──────── RECORDS PROVIDED ────────
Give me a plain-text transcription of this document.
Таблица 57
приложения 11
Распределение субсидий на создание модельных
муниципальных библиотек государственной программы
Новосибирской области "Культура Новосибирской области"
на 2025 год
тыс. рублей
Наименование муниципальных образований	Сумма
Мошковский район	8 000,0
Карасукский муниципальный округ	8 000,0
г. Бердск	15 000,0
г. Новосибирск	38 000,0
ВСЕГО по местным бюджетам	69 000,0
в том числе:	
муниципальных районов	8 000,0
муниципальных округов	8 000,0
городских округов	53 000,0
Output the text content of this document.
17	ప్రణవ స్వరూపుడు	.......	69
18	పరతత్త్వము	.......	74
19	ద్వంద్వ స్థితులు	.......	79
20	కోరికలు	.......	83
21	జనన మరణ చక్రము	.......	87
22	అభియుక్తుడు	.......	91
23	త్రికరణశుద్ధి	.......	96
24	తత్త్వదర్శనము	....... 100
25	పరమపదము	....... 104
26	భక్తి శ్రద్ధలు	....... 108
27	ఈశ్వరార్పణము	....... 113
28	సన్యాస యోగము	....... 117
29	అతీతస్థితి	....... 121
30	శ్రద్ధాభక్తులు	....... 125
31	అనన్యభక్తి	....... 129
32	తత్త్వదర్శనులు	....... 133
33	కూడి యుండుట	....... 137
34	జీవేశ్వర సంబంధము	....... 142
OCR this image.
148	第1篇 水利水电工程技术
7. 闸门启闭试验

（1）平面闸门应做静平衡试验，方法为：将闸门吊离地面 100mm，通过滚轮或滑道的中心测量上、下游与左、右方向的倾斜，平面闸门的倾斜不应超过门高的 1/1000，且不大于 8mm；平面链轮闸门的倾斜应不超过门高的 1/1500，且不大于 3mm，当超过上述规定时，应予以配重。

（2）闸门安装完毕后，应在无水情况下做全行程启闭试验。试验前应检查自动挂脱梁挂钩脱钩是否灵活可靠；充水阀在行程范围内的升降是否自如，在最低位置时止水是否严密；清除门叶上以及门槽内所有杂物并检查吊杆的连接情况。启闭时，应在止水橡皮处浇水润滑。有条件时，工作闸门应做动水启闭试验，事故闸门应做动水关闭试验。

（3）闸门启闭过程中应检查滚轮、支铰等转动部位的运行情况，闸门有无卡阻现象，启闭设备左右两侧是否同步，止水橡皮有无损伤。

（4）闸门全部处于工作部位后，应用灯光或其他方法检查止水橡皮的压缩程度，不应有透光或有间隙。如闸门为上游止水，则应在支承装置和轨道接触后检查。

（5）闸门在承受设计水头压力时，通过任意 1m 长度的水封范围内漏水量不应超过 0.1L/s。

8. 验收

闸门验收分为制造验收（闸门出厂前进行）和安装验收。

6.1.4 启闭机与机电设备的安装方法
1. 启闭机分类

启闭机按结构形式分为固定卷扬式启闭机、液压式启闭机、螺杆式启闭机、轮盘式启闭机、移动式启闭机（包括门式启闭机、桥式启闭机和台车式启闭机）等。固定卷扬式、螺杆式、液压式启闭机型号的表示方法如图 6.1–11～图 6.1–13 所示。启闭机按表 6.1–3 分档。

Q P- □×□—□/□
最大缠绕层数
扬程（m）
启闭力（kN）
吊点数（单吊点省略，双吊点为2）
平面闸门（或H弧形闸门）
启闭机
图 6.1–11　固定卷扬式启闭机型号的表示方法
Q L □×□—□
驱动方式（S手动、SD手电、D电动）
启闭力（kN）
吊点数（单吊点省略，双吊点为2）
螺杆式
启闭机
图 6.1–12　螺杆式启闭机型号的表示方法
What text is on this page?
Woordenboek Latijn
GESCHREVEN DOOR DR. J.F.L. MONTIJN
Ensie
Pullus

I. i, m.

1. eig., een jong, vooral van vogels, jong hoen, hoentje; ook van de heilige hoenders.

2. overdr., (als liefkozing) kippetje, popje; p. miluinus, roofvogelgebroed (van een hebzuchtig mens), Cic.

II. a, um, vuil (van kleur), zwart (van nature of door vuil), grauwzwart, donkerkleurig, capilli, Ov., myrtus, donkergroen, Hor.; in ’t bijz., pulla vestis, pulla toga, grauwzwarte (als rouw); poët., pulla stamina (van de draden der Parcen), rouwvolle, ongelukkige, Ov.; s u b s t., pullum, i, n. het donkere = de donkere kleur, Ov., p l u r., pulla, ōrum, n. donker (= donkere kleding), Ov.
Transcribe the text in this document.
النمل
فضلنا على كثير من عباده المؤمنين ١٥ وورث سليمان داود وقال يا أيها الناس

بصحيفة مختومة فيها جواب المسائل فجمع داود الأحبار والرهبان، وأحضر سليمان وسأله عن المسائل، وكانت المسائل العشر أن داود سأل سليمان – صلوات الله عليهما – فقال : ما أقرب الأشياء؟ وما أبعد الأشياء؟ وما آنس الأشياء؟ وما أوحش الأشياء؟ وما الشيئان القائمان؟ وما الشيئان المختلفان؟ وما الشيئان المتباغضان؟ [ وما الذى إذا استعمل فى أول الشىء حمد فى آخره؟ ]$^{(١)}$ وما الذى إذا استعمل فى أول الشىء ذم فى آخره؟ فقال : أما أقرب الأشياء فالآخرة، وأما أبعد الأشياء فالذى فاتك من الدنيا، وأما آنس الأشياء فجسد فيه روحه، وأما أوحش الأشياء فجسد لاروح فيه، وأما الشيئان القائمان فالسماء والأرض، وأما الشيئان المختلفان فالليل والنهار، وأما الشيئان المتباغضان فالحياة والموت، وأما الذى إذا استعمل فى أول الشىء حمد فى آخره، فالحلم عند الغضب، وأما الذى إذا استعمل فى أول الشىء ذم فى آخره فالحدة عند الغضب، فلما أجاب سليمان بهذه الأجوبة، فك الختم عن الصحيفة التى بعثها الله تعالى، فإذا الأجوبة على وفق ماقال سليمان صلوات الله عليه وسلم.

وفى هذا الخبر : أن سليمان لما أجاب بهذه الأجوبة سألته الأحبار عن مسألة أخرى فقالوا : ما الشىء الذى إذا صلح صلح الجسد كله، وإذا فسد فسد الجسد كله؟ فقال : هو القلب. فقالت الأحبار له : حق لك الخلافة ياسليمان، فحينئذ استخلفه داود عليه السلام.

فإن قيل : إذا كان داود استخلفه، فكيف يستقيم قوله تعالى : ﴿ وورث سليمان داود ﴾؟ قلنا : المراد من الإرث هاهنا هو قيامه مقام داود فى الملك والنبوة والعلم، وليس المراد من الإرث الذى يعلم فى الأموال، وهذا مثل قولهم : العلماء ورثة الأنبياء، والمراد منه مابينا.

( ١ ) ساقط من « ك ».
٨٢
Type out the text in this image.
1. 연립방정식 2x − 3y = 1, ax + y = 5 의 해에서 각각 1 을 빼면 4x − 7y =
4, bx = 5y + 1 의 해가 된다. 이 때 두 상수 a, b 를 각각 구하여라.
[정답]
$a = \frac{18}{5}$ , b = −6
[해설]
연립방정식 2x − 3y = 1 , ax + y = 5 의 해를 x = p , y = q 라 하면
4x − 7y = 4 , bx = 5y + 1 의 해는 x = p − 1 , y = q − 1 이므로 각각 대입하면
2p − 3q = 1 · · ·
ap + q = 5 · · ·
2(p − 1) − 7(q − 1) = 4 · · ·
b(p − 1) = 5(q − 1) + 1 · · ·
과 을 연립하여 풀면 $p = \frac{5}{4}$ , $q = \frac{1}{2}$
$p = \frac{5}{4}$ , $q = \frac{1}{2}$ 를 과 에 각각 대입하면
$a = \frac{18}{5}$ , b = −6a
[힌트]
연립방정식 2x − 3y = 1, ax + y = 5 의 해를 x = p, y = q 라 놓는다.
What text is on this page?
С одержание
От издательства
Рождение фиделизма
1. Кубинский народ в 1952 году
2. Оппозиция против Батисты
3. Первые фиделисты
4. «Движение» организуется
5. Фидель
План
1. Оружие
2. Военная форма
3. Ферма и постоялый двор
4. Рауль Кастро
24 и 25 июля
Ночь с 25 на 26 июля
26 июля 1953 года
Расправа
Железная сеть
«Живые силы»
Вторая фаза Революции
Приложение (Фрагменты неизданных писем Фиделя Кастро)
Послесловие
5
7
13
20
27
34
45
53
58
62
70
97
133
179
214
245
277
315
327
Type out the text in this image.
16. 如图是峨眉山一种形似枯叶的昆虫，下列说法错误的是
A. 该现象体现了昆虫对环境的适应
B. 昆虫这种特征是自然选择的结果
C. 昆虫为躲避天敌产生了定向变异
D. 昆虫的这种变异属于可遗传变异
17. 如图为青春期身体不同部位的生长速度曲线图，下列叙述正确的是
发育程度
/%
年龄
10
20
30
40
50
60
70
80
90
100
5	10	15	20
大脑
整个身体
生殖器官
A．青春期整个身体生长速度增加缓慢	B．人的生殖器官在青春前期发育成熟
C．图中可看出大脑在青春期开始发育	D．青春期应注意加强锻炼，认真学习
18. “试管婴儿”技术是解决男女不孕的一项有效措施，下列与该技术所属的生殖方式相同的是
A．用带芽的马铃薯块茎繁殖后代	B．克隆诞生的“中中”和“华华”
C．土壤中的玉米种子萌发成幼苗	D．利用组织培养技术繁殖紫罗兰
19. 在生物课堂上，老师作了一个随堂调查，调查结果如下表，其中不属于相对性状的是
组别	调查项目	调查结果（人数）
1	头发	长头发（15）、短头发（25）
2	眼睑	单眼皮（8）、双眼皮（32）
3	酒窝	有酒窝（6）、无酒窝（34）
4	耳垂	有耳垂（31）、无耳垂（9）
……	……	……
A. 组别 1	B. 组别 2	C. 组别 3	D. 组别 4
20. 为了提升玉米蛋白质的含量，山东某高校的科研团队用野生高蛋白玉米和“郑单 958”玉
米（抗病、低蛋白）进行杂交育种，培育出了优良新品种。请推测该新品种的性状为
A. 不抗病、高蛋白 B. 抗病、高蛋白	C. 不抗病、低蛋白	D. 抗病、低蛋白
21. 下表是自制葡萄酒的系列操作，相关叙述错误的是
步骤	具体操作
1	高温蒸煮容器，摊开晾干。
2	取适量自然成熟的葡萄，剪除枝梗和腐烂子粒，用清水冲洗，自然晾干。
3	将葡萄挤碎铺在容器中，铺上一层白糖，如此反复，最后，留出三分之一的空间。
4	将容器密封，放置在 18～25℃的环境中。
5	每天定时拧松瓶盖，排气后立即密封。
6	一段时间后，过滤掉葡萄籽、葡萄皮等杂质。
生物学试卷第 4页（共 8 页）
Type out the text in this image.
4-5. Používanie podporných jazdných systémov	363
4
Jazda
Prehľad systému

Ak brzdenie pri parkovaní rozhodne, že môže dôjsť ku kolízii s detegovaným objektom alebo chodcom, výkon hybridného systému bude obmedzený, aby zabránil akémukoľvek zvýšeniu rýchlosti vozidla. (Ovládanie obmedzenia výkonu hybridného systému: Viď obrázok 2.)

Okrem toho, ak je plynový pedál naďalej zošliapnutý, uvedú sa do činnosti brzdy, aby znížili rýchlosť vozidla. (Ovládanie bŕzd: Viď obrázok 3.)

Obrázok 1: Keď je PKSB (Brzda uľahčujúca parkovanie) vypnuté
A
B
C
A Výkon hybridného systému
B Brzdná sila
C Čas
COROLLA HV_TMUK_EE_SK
────────
# WHAT THIS TASK INVOLVES
State how many lines include the string "وورث", and nothing more.

# OUTPUT BELOW
2